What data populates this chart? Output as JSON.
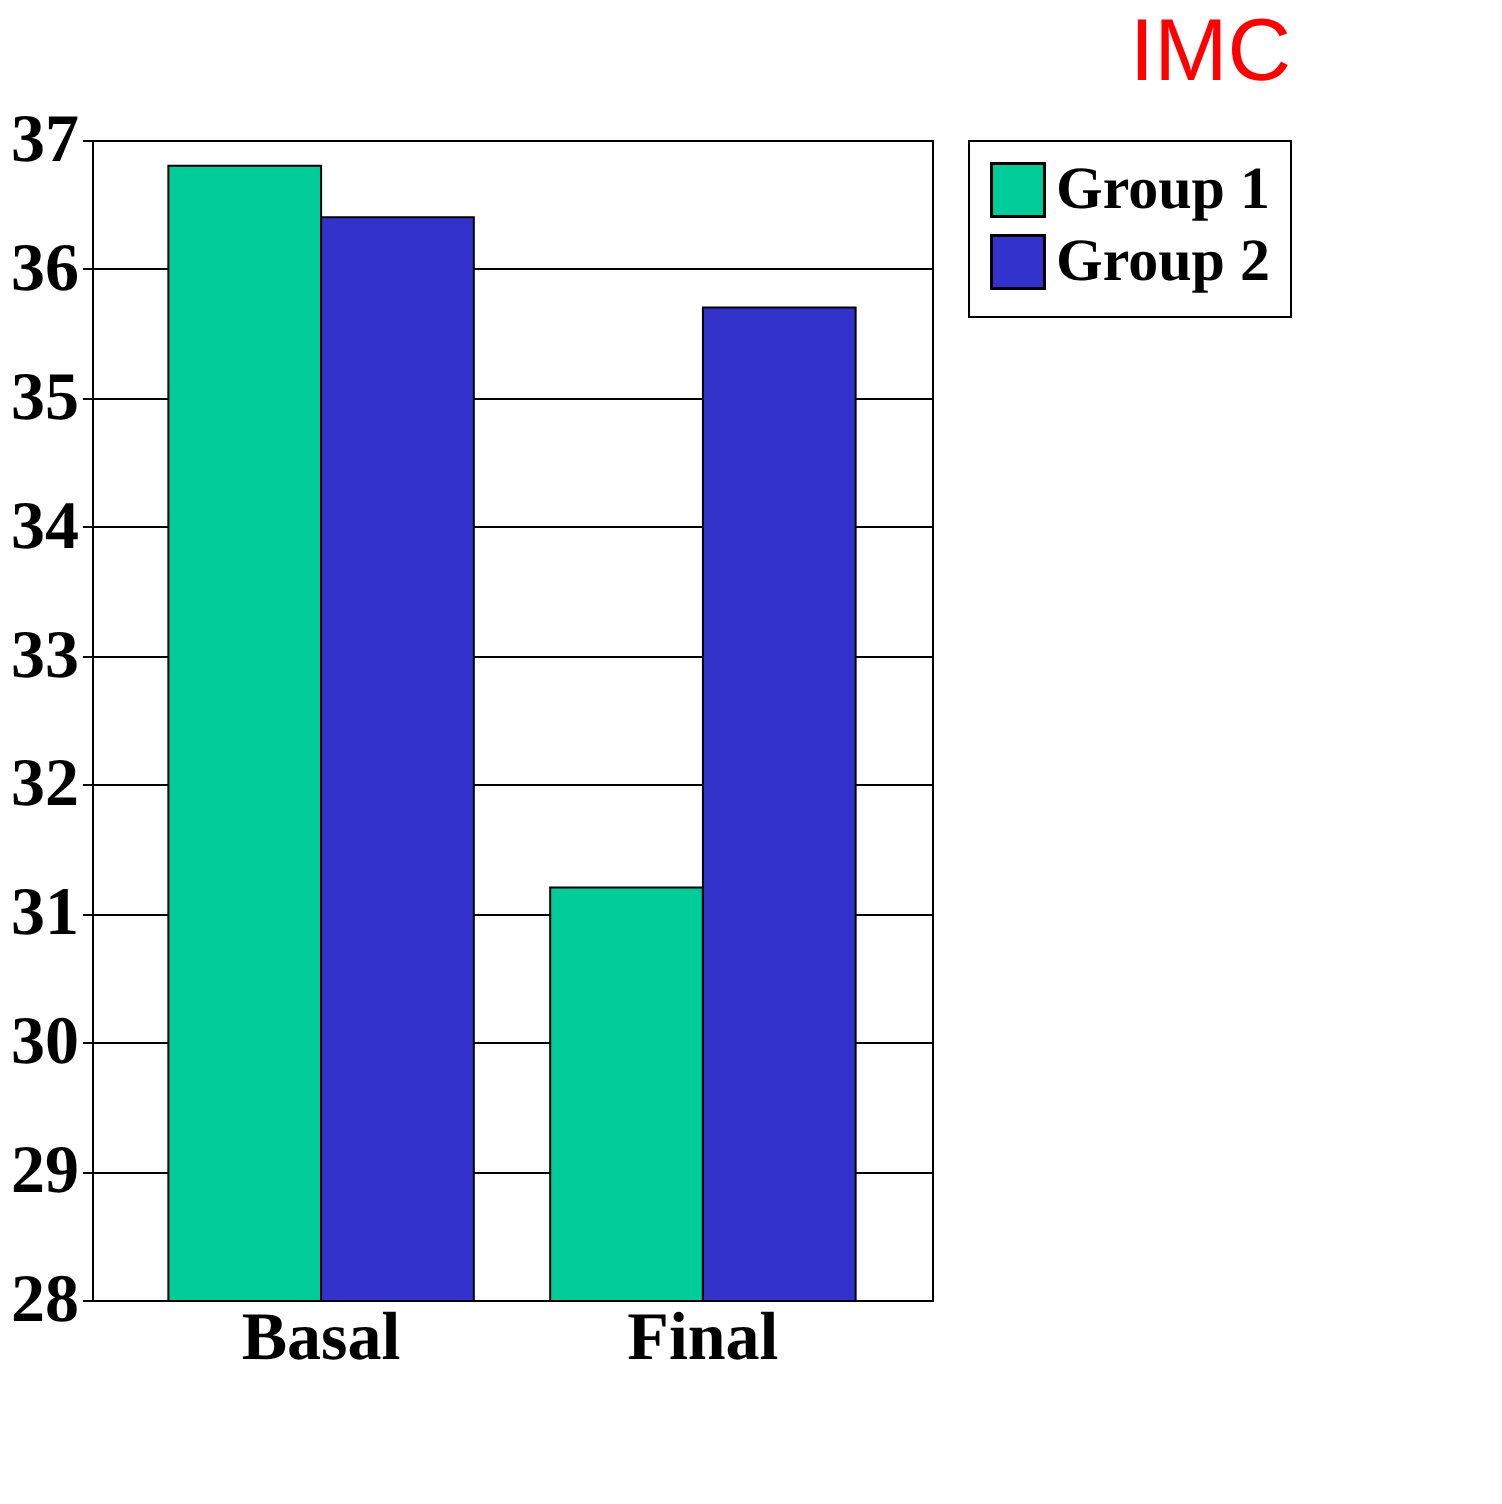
{
  "chart_data": {
    "type": "bar",
    "title": "IMC",
    "categories": [
      "Basal",
      "Final"
    ],
    "series": [
      {
        "name": "Group 1",
        "color": "#00cc99",
        "values": [
          36.8,
          31.2
        ]
      },
      {
        "name": "Group 2",
        "color": "#3333cc",
        "values": [
          36.4,
          35.7
        ]
      }
    ],
    "ylim": [
      28,
      37
    ],
    "yticks": [
      28,
      29,
      30,
      31,
      32,
      33,
      34,
      35,
      36,
      37
    ],
    "grid": "y",
    "legend": "right"
  }
}
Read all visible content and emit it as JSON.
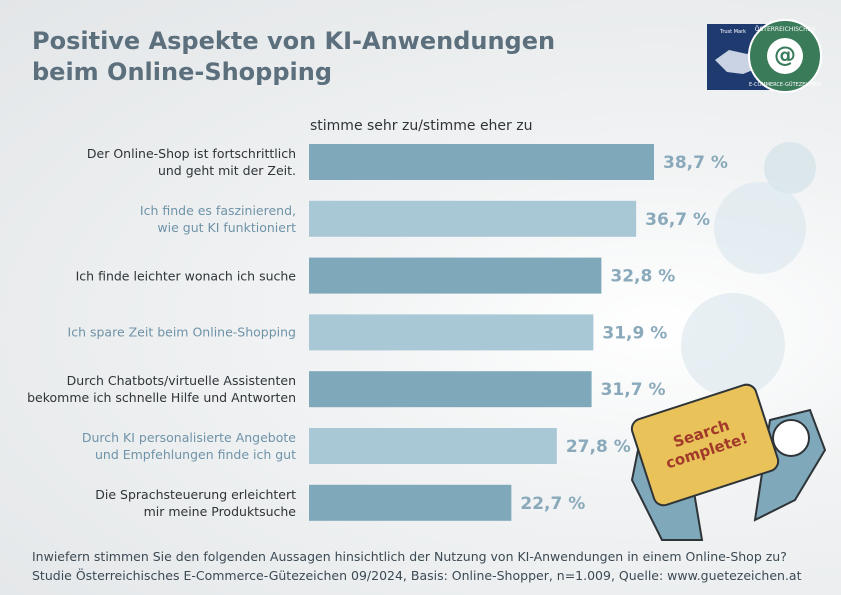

__What is expected__
All of the records above must be copied exactly, except for the pictures.

__Response__
What data populates this chart? Output as JSON.
{
  "chart_data": {
    "type": "bar",
    "title": "IMC",
    "categories": [
      "Basal",
      "Final"
    ],
    "series": [
      {
        "name": "Group 1",
        "color": "#00cc99",
        "values": [
          36.8,
          31.2
        ]
      },
      {
        "name": "Group 2",
        "color": "#3333cc",
        "values": [
          36.4,
          35.7
        ]
      }
    ],
    "ylim": [
      28,
      37
    ],
    "yticks": [
      28,
      29,
      30,
      31,
      32,
      33,
      34,
      35,
      36,
      37
    ],
    "grid": "y",
    "legend": "right"
  }
}
Read all visible content and emit it as JSON.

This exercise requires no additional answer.